## TASK REQUIREMENTS
Could you output each line of the data that follows exactly?
<<<<
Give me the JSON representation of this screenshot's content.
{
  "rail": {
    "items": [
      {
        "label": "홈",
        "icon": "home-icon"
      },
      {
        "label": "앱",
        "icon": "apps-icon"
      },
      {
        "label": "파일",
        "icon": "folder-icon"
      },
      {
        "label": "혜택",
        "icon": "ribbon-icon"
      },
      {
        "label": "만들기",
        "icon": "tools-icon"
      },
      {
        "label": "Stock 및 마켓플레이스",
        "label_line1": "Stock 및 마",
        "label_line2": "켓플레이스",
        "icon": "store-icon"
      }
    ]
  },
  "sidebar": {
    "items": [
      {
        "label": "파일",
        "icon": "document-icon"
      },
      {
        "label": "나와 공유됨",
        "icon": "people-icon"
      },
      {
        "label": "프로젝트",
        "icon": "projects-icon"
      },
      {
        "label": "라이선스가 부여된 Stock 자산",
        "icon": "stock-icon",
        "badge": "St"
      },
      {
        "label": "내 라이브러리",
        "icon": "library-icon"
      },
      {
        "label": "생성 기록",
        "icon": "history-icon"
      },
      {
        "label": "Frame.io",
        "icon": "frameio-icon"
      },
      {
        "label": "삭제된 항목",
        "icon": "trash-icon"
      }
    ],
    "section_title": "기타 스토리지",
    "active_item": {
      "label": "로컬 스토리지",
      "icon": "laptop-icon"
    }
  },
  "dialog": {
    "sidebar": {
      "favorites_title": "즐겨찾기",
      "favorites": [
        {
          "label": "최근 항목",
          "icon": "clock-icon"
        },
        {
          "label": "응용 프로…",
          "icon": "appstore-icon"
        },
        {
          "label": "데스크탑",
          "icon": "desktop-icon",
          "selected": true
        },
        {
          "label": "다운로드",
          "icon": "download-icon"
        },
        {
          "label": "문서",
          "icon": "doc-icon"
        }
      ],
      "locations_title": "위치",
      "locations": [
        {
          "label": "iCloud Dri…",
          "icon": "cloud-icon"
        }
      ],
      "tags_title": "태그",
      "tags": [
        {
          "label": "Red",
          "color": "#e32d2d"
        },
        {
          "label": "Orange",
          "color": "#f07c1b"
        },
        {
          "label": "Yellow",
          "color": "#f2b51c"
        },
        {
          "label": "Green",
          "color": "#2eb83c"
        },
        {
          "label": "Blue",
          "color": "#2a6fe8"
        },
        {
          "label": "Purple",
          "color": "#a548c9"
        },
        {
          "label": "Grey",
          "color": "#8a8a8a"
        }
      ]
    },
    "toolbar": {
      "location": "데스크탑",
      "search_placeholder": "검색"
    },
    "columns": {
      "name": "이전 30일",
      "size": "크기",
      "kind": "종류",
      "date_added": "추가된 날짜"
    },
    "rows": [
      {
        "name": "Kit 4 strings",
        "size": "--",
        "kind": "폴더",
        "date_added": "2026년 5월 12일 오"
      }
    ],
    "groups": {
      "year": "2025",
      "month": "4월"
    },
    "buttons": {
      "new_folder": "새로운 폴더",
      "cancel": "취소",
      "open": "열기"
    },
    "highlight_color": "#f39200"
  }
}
>>>>
## CORRECT RESPONSE
Give me the JSON representation of this screenshot's content.
{
  "rail": {
    "items": [
      {
        "label": "홈",
        "icon": "home-icon"
      },
      {
        "label": "앱",
        "icon": "apps-icon"
      },
      {
        "label": "파일",
        "icon": "folder-icon"
      },
      {
        "label": "혜택",
        "icon": "ribbon-icon"
      },
      {
        "label": "만들기",
        "icon": "tools-icon"
      },
      {
        "label": "Stock 및 마켓플레이스",
        "label_line1": "Stock 및 마",
        "label_line2": "켓플레이스",
        "icon": "store-icon"
      }
    ]
  },
  "sidebar": {
    "items": [
      {
        "label": "파일",
        "icon": "document-icon"
      },
      {
        "label": "나와 공유됨",
        "icon": "people-icon"
      },
      {
        "label": "프로젝트",
        "icon": "projects-icon"
      },
      {
        "label": "라이선스가 부여된 Stock 자산",
        "icon": "stock-icon",
        "badge": "St"
      },
      {
        "label": "내 라이브러리",
        "icon": "library-icon"
      },
      {
        "label": "생성 기록",
        "icon": "history-icon"
      },
      {
        "label": "Frame.io",
        "icon": "frameio-icon"
      },
      {
        "label": "삭제된 항목",
        "icon": "trash-icon"
      }
    ],
    "section_title": "기타 스토리지",
    "active_item": {
      "label": "로컬 스토리지",
      "icon": "laptop-icon"
    }
  },
  "dialog": {
    "sidebar": {
      "favorites_title": "즐겨찾기",
      "favorites": [
        {
          "label": "최근 항목",
          "icon": "clock-icon"
        },
        {
          "label": "응용 프로…",
          "icon": "appstore-icon"
        },
        {
          "label": "데스크탑",
          "icon": "desktop-icon",
          "selected": true
        },
        {
          "label": "다운로드",
          "icon": "download-icon"
        },
        {
          "label": "문서",
          "icon": "doc-icon"
        }
      ],
      "locations_title": "위치",
      "locations": [
        {
          "label": "iCloud Dri…",
          "icon": "cloud-icon"
        }
      ],
      "tags_title": "태그",
      "tags": [
        {
          "label": "Red",
          "color": "#e32d2d"
        },
        {
          "label": "Orange",
          "color": "#f07c1b"
        },
        {
          "label": "Yellow",
          "color": "#f2b51c"
        },
        {
          "label": "Green",
          "color": "#2eb83c"
        },
        {
          "label": "Blue",
          "color": "#2a6fe8"
        },
        {
          "label": "Purple",
          "color": "#a548c9"
        },
        {
          "label": "Grey",
          "color": "#8a8a8a"
        }
      ]
    },
    "toolbar": {
      "location": "데스크탑",
      "search_placeholder": "검색"
    },
    "columns": {
      "name": "이전 30일",
      "size": "크기",
      "kind": "종류",
      "date_added": "추가된 날짜"
    },
    "rows": [
      {
        "name": "Kit 4 strings",
        "size": "--",
        "kind": "폴더",
        "date_added": "2026년 5월 12일 오"
      }
    ],
    "groups": {
      "year": "2025",
      "month": "4월"
    },
    "buttons": {
      "new_folder": "새로운 폴더",
      "cancel": "취소",
      "open": "열기"
    },
    "highlight_color": "#f39200"
  }
}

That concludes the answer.